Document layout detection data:
----------------------------------------
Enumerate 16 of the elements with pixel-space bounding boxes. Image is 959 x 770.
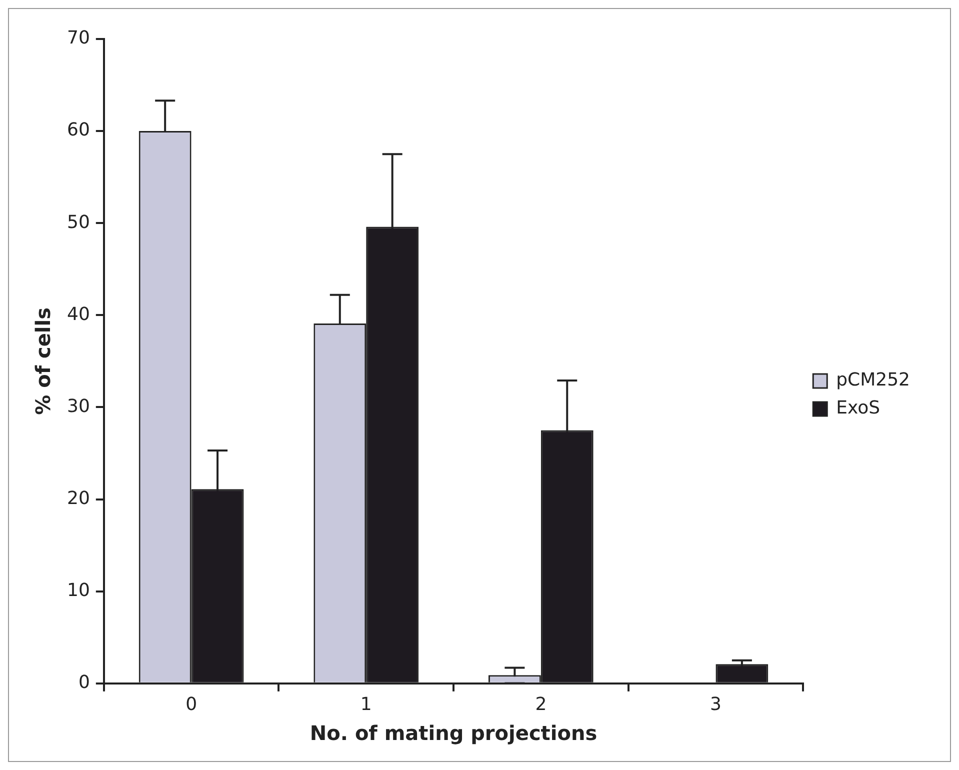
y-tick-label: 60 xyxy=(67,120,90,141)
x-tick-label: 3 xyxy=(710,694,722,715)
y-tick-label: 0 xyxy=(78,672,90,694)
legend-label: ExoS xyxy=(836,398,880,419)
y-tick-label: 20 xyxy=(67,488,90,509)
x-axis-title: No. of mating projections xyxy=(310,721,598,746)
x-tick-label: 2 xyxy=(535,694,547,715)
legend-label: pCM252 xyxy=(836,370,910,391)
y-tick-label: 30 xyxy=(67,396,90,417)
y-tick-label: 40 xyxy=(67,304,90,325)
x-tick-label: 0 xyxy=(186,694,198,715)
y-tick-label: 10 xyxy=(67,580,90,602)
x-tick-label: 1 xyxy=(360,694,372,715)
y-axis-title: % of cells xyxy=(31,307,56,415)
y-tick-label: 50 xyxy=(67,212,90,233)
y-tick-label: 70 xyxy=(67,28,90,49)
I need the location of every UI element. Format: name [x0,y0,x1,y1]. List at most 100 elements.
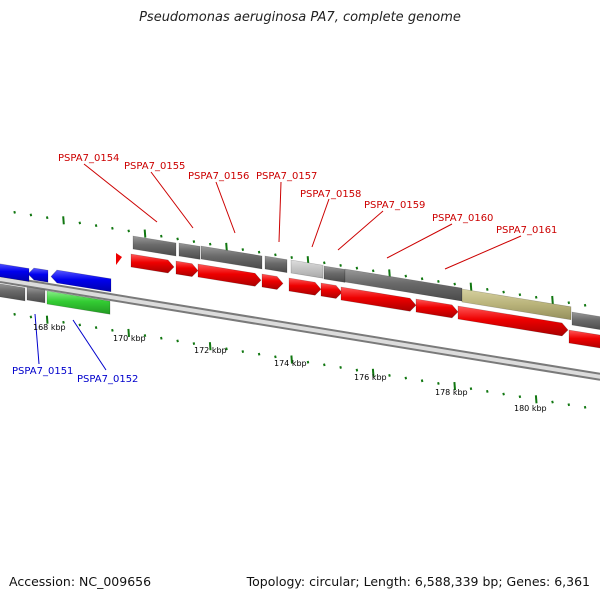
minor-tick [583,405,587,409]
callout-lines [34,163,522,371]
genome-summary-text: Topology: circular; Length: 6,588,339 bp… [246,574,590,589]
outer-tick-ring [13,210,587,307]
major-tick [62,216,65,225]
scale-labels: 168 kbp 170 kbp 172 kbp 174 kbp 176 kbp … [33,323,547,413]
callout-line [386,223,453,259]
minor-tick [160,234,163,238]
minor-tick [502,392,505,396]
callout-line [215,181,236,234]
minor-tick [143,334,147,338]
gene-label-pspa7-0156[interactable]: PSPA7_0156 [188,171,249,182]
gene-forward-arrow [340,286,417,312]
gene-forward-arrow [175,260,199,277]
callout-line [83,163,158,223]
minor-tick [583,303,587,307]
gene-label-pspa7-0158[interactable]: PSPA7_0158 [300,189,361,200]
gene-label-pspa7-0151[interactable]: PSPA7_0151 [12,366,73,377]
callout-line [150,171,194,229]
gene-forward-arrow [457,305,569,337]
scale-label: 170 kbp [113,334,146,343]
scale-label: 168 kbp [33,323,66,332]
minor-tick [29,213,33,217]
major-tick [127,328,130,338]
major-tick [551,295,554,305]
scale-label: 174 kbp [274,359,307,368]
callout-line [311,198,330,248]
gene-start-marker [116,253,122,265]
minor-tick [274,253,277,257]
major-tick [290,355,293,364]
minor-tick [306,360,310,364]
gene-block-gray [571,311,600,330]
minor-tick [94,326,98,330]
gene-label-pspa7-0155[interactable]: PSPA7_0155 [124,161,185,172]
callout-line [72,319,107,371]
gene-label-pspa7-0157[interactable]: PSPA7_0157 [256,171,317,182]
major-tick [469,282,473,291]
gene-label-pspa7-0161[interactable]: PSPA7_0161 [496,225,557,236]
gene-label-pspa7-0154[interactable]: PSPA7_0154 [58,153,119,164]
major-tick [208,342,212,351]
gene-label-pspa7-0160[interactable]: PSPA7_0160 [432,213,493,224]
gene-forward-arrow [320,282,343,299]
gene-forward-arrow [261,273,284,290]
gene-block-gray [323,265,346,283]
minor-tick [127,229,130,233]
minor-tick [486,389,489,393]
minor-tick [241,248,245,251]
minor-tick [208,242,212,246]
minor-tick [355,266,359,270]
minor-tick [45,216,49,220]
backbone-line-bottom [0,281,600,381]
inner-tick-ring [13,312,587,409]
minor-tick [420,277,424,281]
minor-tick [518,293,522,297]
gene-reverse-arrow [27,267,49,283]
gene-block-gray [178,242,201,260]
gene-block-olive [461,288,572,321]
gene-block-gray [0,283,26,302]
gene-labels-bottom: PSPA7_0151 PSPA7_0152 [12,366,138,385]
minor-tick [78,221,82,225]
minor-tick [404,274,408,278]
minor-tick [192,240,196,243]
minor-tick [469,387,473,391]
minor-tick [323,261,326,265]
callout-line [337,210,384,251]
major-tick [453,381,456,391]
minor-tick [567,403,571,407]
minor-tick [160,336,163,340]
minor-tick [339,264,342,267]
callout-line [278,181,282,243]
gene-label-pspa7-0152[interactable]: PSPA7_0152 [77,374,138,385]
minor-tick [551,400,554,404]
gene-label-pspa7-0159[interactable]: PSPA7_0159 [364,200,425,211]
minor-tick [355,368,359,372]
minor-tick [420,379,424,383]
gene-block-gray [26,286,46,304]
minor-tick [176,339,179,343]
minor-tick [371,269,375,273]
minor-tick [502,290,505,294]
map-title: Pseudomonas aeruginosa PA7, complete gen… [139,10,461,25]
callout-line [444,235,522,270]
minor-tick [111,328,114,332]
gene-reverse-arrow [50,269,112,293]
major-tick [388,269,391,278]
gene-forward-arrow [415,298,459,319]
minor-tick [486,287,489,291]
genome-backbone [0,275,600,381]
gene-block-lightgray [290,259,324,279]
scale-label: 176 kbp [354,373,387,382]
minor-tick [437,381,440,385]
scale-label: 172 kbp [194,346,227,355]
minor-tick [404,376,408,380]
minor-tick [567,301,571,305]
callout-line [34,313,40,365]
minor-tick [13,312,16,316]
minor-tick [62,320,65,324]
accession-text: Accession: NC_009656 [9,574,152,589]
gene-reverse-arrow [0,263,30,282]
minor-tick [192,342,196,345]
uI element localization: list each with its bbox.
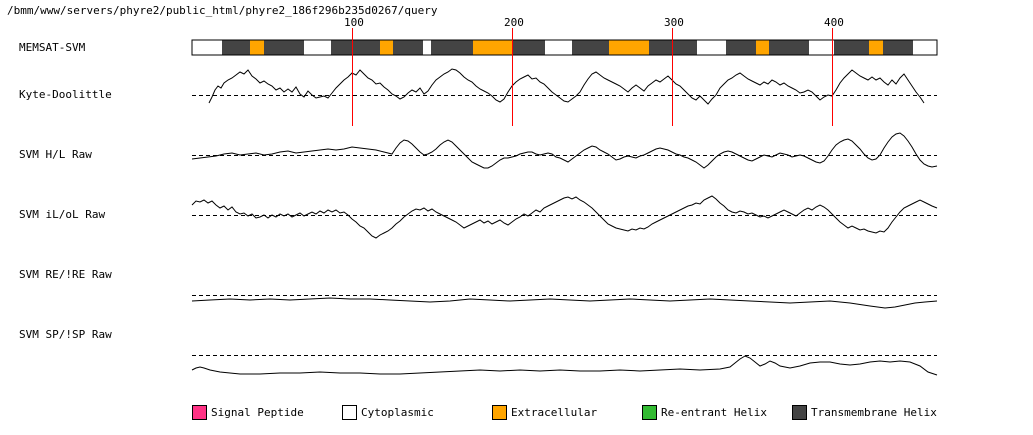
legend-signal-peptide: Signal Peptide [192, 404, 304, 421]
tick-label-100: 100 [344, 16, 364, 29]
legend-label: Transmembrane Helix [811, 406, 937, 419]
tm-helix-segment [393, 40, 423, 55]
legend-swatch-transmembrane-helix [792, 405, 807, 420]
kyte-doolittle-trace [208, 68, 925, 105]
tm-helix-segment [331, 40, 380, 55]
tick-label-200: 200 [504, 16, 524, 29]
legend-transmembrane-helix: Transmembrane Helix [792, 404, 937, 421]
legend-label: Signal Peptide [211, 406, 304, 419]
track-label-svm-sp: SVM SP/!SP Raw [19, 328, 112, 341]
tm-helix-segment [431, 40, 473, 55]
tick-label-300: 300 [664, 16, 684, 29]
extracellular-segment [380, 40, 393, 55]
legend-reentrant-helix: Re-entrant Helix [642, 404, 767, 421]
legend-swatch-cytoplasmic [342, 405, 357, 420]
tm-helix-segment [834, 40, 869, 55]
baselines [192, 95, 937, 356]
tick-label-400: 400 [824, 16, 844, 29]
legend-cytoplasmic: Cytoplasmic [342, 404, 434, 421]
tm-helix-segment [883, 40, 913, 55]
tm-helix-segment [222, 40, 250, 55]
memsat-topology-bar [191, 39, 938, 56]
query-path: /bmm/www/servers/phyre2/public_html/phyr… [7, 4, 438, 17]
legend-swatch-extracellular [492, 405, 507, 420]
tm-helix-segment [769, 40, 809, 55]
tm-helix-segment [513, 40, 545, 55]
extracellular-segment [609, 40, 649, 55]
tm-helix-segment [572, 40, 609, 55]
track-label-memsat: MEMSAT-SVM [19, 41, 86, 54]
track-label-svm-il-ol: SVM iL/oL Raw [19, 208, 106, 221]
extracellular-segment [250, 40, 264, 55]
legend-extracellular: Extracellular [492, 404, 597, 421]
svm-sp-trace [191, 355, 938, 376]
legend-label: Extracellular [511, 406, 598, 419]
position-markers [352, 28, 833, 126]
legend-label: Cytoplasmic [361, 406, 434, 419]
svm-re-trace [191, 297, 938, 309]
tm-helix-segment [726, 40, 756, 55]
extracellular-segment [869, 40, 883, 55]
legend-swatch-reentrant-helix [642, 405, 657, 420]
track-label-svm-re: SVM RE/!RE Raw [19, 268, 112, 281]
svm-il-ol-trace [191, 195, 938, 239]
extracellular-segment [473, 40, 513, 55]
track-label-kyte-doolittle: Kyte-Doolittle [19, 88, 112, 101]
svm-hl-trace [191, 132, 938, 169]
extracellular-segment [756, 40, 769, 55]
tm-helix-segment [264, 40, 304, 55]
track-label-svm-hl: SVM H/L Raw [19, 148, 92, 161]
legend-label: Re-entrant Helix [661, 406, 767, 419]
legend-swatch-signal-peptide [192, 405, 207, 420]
----------------------------------------
TASK STATEMENT: For each line above that contains the word "text", make a copy.

RESPONSE AREA:
genome-summary-text: Topology: circular; Length: 6,588,339 bp… [246,574,590,589]
accession-text: Accession: NC_009656 [9,574,152,589]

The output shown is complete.